▸ Required work
Return every record below exactly as written, but leave out the pictures.

Recorded data start

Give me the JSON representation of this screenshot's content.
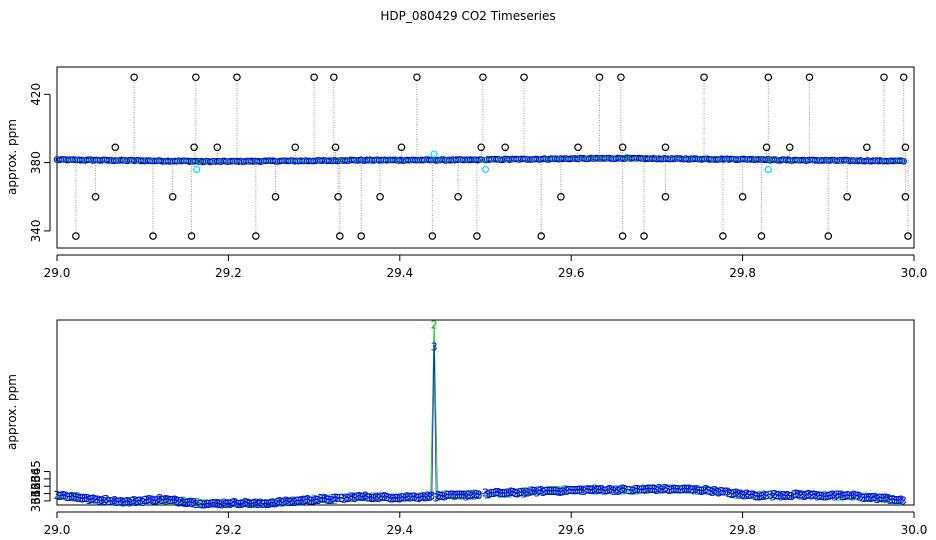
{
  "figure": {
    "title": "HDP_080429  CO2 Timeseries"
  },
  "colors": {
    "raw": "#000000",
    "series1": "#0000ff",
    "series2": "#00c000",
    "flagged": "#00e5ee",
    "spike_line": "#999999"
  },
  "chart_data": [
    {
      "type": "scatter",
      "ylabel": "approx. ppm",
      "xlim": [
        29.0,
        30.0
      ],
      "ylim": [
        330,
        436
      ],
      "x_ticks": [
        "29.0",
        "29.2",
        "29.4",
        "29.6",
        "29.8",
        "30.0"
      ],
      "y_ticks": [
        "340",
        "380",
        "420"
      ],
      "baseline_segments": [
        {
          "x": [
            29.0,
            29.165
          ],
          "y": [
            381.7,
            380.8
          ]
        },
        {
          "x": [
            29.166,
            29.33
          ],
          "y": [
            380.6,
            381.2
          ]
        },
        {
          "x": [
            29.332,
            29.495
          ],
          "y": [
            381.4,
            381.6
          ]
        },
        {
          "x": [
            29.5,
            29.665
          ],
          "y": [
            381.8,
            382.6
          ]
        },
        {
          "x": [
            29.667,
            29.83
          ],
          "y": [
            382.4,
            381.9
          ]
        },
        {
          "x": [
            29.832,
            29.988
          ],
          "y": [
            381.6,
            380.9
          ]
        }
      ],
      "spikes_high": [
        29.09,
        29.162,
        29.21,
        29.3,
        29.323,
        29.42,
        29.497,
        29.545,
        29.633,
        29.658,
        29.755,
        29.83,
        29.878,
        29.965,
        29.988
      ],
      "spikes_mid": [
        29.068,
        29.16,
        29.187,
        29.278,
        29.325,
        29.402,
        29.495,
        29.523,
        29.608,
        29.66,
        29.71,
        29.828,
        29.855,
        29.945,
        29.99
      ],
      "spikes_low": [
        29.045,
        29.135,
        29.255,
        29.328,
        29.377,
        29.468,
        29.588,
        29.71,
        29.8,
        29.922,
        29.99
      ],
      "spikes_bottom": [
        29.022,
        29.112,
        29.157,
        29.232,
        29.33,
        29.355,
        29.438,
        29.49,
        29.565,
        29.66,
        29.685,
        29.777,
        29.822,
        29.9,
        29.993
      ],
      "spike_levels": {
        "high": 430,
        "mid": 389,
        "low": 360,
        "bottom": 337
      },
      "flagged_points": [
        {
          "x": 29.163,
          "y": 376
        },
        {
          "x": 29.44,
          "y": 385
        },
        {
          "x": 29.5,
          "y": 376
        },
        {
          "x": 29.83,
          "y": 376
        }
      ]
    },
    {
      "type": "scatter",
      "ylabel": "approx. ppm",
      "xlim": [
        29.0,
        30.0
      ],
      "ylim": [
        360.45,
        385.6
      ],
      "x_ticks": [
        "29.0",
        "29.2",
        "29.4",
        "29.6",
        "29.8",
        "30.0"
      ],
      "y_ticks": [
        "361",
        "362",
        "363",
        "364",
        "365"
      ],
      "series": [
        {
          "marker": "3",
          "color": "#0000ff"
        },
        {
          "marker": "2",
          "color": "#00c000"
        }
      ],
      "curve_knots": [
        [
          29.0,
          361.8
        ],
        [
          29.02,
          361.6
        ],
        [
          29.04,
          361.2
        ],
        [
          29.06,
          361.1
        ],
        [
          29.08,
          360.9
        ],
        [
          29.1,
          361.05
        ],
        [
          29.12,
          361.25
        ],
        [
          29.14,
          361.0
        ],
        [
          29.16,
          360.8
        ],
        [
          29.18,
          360.6
        ],
        [
          29.2,
          360.7
        ],
        [
          29.22,
          360.75
        ],
        [
          29.24,
          360.6
        ],
        [
          29.26,
          360.85
        ],
        [
          29.28,
          361.0
        ],
        [
          29.3,
          361.2
        ],
        [
          29.33,
          361.3
        ],
        [
          29.35,
          361.6
        ],
        [
          29.38,
          361.5
        ],
        [
          29.4,
          361.5
        ],
        [
          29.43,
          361.6
        ],
        [
          29.45,
          361.7
        ],
        [
          29.48,
          361.8
        ],
        [
          29.5,
          362.0
        ],
        [
          29.53,
          362.1
        ],
        [
          29.56,
          362.3
        ],
        [
          29.6,
          362.45
        ],
        [
          29.64,
          362.55
        ],
        [
          29.67,
          362.5
        ],
        [
          29.7,
          362.65
        ],
        [
          29.73,
          362.6
        ],
        [
          29.76,
          362.45
        ],
        [
          29.78,
          362.2
        ],
        [
          29.8,
          361.9
        ],
        [
          29.82,
          361.75
        ],
        [
          29.84,
          361.8
        ],
        [
          29.87,
          361.85
        ],
        [
          29.9,
          361.7
        ],
        [
          29.93,
          361.75
        ],
        [
          29.95,
          361.45
        ],
        [
          29.97,
          361.35
        ],
        [
          29.988,
          361.0
        ]
      ],
      "peak_series2": {
        "x": 29.44,
        "y": 385.0
      },
      "peak_series1": {
        "x": 29.44,
        "y": 382.0
      }
    }
  ]
}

Recorded data end

▸ Task response
Give me the JSON representation of this screenshot's content.
{
  "figure": {
    "title": "HDP_080429  CO2 Timeseries"
  },
  "colors": {
    "raw": "#000000",
    "series1": "#0000ff",
    "series2": "#00c000",
    "flagged": "#00e5ee",
    "spike_line": "#999999"
  },
  "chart_data": [
    {
      "type": "scatter",
      "ylabel": "approx. ppm",
      "xlim": [
        29.0,
        30.0
      ],
      "ylim": [
        330,
        436
      ],
      "x_ticks": [
        "29.0",
        "29.2",
        "29.4",
        "29.6",
        "29.8",
        "30.0"
      ],
      "y_ticks": [
        "340",
        "380",
        "420"
      ],
      "baseline_segments": [
        {
          "x": [
            29.0,
            29.165
          ],
          "y": [
            381.7,
            380.8
          ]
        },
        {
          "x": [
            29.166,
            29.33
          ],
          "y": [
            380.6,
            381.2
          ]
        },
        {
          "x": [
            29.332,
            29.495
          ],
          "y": [
            381.4,
            381.6
          ]
        },
        {
          "x": [
            29.5,
            29.665
          ],
          "y": [
            381.8,
            382.6
          ]
        },
        {
          "x": [
            29.667,
            29.83
          ],
          "y": [
            382.4,
            381.9
          ]
        },
        {
          "x": [
            29.832,
            29.988
          ],
          "y": [
            381.6,
            380.9
          ]
        }
      ],
      "spikes_high": [
        29.09,
        29.162,
        29.21,
        29.3,
        29.323,
        29.42,
        29.497,
        29.545,
        29.633,
        29.658,
        29.755,
        29.83,
        29.878,
        29.965,
        29.988
      ],
      "spikes_mid": [
        29.068,
        29.16,
        29.187,
        29.278,
        29.325,
        29.402,
        29.495,
        29.523,
        29.608,
        29.66,
        29.71,
        29.828,
        29.855,
        29.945,
        29.99
      ],
      "spikes_low": [
        29.045,
        29.135,
        29.255,
        29.328,
        29.377,
        29.468,
        29.588,
        29.71,
        29.8,
        29.922,
        29.99
      ],
      "spikes_bottom": [
        29.022,
        29.112,
        29.157,
        29.232,
        29.33,
        29.355,
        29.438,
        29.49,
        29.565,
        29.66,
        29.685,
        29.777,
        29.822,
        29.9,
        29.993
      ],
      "spike_levels": {
        "high": 430,
        "mid": 389,
        "low": 360,
        "bottom": 337
      },
      "flagged_points": [
        {
          "x": 29.163,
          "y": 376
        },
        {
          "x": 29.44,
          "y": 385
        },
        {
          "x": 29.5,
          "y": 376
        },
        {
          "x": 29.83,
          "y": 376
        }
      ]
    },
    {
      "type": "scatter",
      "ylabel": "approx. ppm",
      "xlim": [
        29.0,
        30.0
      ],
      "ylim": [
        360.45,
        385.6
      ],
      "x_ticks": [
        "29.0",
        "29.2",
        "29.4",
        "29.6",
        "29.8",
        "30.0"
      ],
      "y_ticks": [
        "361",
        "362",
        "363",
        "364",
        "365"
      ],
      "series": [
        {
          "marker": "3",
          "color": "#0000ff"
        },
        {
          "marker": "2",
          "color": "#00c000"
        }
      ],
      "curve_knots": [
        [
          29.0,
          361.8
        ],
        [
          29.02,
          361.6
        ],
        [
          29.04,
          361.2
        ],
        [
          29.06,
          361.1
        ],
        [
          29.08,
          360.9
        ],
        [
          29.1,
          361.05
        ],
        [
          29.12,
          361.25
        ],
        [
          29.14,
          361.0
        ],
        [
          29.16,
          360.8
        ],
        [
          29.18,
          360.6
        ],
        [
          29.2,
          360.7
        ],
        [
          29.22,
          360.75
        ],
        [
          29.24,
          360.6
        ],
        [
          29.26,
          360.85
        ],
        [
          29.28,
          361.0
        ],
        [
          29.3,
          361.2
        ],
        [
          29.33,
          361.3
        ],
        [
          29.35,
          361.6
        ],
        [
          29.38,
          361.5
        ],
        [
          29.4,
          361.5
        ],
        [
          29.43,
          361.6
        ],
        [
          29.45,
          361.7
        ],
        [
          29.48,
          361.8
        ],
        [
          29.5,
          362.0
        ],
        [
          29.53,
          362.1
        ],
        [
          29.56,
          362.3
        ],
        [
          29.6,
          362.45
        ],
        [
          29.64,
          362.55
        ],
        [
          29.67,
          362.5
        ],
        [
          29.7,
          362.65
        ],
        [
          29.73,
          362.6
        ],
        [
          29.76,
          362.45
        ],
        [
          29.78,
          362.2
        ],
        [
          29.8,
          361.9
        ],
        [
          29.82,
          361.75
        ],
        [
          29.84,
          361.8
        ],
        [
          29.87,
          361.85
        ],
        [
          29.9,
          361.7
        ],
        [
          29.93,
          361.75
        ],
        [
          29.95,
          361.45
        ],
        [
          29.97,
          361.35
        ],
        [
          29.988,
          361.0
        ]
      ],
      "peak_series2": {
        "x": 29.44,
        "y": 385.0
      },
      "peak_series1": {
        "x": 29.44,
        "y": 382.0
      }
    }
  ]
}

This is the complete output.